▶ What to produce:
Calculate how many lines in the following records hold the word "object", and report that number without comment.

══════

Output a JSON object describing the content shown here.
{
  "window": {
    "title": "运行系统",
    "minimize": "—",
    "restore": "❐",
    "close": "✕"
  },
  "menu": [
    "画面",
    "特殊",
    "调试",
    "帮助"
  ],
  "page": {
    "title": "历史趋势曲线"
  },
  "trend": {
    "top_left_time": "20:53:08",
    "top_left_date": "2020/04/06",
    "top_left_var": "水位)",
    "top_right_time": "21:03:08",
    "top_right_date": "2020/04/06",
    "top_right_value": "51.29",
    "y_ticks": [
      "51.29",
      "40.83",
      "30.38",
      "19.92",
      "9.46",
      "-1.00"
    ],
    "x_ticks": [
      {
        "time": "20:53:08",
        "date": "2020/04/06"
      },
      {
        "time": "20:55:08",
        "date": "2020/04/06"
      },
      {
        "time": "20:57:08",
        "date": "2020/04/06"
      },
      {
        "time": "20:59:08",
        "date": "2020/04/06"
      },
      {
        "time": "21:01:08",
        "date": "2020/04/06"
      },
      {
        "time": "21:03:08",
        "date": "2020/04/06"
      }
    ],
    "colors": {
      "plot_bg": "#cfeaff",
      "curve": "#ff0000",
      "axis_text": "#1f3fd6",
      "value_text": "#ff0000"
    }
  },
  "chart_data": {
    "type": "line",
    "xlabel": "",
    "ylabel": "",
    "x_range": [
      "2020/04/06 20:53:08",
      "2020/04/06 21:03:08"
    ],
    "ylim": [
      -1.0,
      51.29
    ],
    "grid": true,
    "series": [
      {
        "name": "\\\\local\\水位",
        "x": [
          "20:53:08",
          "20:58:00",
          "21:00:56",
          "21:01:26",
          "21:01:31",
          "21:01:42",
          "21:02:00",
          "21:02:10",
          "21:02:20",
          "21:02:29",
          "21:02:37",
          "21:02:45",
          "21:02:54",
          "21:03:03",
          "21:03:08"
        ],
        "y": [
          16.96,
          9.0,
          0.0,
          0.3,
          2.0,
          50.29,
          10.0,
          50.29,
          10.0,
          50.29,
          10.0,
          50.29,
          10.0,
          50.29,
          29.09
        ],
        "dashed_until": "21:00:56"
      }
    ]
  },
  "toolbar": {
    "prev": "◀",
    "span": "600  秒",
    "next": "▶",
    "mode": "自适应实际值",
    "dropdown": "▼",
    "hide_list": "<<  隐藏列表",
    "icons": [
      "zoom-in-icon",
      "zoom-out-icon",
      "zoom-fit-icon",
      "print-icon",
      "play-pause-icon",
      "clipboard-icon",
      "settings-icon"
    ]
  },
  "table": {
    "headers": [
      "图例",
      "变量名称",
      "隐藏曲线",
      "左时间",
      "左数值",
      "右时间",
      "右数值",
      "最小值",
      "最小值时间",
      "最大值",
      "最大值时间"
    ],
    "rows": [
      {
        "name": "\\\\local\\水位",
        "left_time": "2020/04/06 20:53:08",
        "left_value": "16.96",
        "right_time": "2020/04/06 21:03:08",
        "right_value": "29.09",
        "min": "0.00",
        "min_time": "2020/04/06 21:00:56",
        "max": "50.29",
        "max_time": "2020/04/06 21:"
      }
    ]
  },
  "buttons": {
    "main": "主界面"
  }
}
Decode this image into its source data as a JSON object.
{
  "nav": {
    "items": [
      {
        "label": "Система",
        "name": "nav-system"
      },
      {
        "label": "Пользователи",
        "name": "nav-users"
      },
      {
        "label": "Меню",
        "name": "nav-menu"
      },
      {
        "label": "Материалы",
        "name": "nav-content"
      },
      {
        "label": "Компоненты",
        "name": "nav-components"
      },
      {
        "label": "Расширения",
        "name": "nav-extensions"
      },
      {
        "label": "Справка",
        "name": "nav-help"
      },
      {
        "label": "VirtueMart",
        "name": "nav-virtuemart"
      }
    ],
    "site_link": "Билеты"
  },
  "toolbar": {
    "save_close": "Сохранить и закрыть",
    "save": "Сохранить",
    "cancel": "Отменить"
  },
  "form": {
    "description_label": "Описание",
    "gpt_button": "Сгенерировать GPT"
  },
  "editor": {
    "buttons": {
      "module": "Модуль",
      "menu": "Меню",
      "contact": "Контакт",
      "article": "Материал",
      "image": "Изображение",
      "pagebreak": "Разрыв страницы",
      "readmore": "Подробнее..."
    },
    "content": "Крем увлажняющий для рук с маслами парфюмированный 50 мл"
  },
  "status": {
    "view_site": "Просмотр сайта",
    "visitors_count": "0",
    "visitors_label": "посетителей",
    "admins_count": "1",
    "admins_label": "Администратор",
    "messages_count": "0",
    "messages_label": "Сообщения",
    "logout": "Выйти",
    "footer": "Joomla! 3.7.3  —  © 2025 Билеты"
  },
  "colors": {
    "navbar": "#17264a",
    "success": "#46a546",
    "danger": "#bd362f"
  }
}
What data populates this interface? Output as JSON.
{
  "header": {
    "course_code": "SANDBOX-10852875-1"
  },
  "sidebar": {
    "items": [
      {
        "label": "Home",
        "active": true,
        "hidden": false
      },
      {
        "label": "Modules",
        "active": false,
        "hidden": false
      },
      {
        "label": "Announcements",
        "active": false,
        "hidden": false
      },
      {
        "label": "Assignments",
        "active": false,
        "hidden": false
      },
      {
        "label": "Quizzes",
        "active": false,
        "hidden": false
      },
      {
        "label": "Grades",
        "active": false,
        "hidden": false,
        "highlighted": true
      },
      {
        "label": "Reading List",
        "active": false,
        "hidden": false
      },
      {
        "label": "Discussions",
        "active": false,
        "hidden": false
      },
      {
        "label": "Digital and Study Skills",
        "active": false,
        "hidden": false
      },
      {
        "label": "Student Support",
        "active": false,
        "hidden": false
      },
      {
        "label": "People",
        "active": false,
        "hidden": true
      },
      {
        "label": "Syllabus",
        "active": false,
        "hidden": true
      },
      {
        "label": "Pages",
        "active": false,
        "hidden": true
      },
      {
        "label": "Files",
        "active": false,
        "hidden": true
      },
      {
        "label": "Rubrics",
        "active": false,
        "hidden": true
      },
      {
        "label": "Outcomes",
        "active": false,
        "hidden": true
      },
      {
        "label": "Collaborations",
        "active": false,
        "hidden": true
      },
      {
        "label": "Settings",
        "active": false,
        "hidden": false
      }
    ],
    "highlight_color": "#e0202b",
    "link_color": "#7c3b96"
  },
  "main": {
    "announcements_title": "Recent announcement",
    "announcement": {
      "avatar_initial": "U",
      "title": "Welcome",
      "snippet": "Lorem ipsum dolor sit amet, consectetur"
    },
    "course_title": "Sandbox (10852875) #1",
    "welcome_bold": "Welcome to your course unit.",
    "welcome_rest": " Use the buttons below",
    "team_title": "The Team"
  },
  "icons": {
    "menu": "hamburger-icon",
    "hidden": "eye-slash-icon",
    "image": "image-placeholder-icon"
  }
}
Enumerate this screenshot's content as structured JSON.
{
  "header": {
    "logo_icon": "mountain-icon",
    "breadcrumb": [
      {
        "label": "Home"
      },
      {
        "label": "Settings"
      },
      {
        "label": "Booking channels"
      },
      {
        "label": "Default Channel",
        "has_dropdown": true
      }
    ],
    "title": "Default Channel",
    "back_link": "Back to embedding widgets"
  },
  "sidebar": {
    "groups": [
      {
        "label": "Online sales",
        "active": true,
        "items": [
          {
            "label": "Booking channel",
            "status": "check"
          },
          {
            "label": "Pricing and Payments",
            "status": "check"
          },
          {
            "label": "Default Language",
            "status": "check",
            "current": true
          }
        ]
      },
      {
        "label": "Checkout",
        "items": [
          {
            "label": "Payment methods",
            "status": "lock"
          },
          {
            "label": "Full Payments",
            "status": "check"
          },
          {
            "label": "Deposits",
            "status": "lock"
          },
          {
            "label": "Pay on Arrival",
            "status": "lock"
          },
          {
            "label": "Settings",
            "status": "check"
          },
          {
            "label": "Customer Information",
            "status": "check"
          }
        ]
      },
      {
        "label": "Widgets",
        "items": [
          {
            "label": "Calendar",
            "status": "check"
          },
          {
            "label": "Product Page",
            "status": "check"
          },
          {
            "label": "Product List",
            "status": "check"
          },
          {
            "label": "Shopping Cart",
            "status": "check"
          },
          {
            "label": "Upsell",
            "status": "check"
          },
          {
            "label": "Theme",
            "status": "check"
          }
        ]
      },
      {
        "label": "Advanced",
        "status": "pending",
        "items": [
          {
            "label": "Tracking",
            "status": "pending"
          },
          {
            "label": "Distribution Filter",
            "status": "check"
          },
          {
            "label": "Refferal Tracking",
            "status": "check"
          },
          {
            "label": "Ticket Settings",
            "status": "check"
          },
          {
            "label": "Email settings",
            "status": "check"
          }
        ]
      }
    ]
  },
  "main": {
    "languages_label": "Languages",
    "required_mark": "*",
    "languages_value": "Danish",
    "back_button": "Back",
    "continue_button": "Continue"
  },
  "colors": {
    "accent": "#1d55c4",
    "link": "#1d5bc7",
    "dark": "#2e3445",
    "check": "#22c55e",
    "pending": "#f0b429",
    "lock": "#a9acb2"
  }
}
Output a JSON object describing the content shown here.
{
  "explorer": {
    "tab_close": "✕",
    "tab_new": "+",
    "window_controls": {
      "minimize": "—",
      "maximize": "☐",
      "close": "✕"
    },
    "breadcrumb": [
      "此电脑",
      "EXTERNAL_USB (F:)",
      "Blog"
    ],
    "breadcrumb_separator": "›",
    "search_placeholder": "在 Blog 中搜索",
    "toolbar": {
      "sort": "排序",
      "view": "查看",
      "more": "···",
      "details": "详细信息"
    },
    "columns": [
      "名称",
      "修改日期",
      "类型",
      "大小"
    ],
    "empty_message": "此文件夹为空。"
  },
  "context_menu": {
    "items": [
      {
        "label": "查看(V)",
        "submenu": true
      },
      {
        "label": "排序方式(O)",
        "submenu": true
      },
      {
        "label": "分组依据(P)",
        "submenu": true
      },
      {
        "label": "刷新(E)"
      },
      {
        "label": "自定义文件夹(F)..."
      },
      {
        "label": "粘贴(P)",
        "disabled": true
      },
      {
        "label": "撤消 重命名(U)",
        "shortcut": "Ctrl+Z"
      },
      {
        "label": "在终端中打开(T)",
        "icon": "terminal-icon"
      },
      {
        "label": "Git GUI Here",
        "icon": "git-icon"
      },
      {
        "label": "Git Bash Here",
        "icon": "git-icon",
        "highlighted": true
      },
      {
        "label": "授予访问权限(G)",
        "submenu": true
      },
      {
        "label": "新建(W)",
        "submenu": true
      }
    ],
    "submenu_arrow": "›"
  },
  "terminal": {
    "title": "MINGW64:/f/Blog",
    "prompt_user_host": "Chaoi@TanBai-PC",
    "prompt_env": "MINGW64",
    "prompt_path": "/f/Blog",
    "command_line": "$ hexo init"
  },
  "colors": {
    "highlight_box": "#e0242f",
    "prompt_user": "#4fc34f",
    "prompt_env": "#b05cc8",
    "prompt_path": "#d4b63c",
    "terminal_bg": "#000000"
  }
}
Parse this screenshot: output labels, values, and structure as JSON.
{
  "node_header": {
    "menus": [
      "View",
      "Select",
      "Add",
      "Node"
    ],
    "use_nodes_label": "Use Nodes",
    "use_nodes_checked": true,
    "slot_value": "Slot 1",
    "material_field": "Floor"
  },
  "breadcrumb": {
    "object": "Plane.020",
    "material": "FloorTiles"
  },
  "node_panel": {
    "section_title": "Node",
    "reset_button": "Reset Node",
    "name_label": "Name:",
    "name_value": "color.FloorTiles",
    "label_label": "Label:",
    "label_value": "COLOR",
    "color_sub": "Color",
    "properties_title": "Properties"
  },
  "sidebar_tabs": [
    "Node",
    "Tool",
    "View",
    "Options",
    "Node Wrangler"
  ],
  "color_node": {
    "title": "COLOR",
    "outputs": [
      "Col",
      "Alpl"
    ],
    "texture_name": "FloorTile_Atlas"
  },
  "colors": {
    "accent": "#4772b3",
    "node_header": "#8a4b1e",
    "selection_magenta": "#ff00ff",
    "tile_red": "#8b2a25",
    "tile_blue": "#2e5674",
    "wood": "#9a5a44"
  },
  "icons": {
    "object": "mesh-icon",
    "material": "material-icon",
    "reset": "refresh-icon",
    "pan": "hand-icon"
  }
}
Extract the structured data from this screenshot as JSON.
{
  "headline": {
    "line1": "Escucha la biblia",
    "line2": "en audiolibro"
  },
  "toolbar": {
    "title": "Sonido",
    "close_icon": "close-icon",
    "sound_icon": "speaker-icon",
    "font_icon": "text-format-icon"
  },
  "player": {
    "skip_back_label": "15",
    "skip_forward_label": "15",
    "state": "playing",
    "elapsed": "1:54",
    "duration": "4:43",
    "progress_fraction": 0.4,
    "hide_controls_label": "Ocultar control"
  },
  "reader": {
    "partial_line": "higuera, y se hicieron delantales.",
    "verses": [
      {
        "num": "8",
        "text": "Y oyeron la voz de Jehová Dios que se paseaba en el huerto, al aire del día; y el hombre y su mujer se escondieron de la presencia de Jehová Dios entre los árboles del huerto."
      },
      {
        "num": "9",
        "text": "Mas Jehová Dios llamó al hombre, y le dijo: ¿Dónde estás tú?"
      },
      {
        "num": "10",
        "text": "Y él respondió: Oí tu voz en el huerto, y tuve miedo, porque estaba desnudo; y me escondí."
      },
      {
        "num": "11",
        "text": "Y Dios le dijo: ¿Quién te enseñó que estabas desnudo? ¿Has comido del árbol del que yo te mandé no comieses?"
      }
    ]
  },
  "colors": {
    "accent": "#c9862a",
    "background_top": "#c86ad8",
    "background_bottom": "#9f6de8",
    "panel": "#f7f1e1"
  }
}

══════

▶ Complete response:
5